Collected data
******************************

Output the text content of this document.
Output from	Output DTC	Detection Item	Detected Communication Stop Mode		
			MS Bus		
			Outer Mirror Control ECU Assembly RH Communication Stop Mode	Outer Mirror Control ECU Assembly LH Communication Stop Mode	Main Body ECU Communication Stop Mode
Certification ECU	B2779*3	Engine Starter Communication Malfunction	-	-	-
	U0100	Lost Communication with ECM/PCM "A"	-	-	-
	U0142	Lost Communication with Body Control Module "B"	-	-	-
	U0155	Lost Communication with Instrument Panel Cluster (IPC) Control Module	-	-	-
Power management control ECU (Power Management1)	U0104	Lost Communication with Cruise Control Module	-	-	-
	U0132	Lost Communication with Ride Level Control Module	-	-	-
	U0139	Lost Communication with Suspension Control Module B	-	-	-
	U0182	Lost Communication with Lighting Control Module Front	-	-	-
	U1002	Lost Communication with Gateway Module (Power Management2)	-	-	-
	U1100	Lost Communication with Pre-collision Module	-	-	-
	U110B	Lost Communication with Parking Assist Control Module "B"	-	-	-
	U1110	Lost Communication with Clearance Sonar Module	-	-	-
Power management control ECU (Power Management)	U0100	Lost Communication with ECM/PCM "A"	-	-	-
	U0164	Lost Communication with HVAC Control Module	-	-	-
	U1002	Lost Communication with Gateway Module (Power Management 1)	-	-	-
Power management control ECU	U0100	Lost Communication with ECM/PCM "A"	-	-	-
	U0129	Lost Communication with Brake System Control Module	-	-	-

******************************

REQUIREMENTS:
Look through the entries above and list every line containing "Gateway".

TASK SOLUTION:
	U1002	Lost Communication with Gateway Module (Power Management2)	-	-	-
	U1002	Lost Communication with Gateway Module (Power Management 1)	-	-	-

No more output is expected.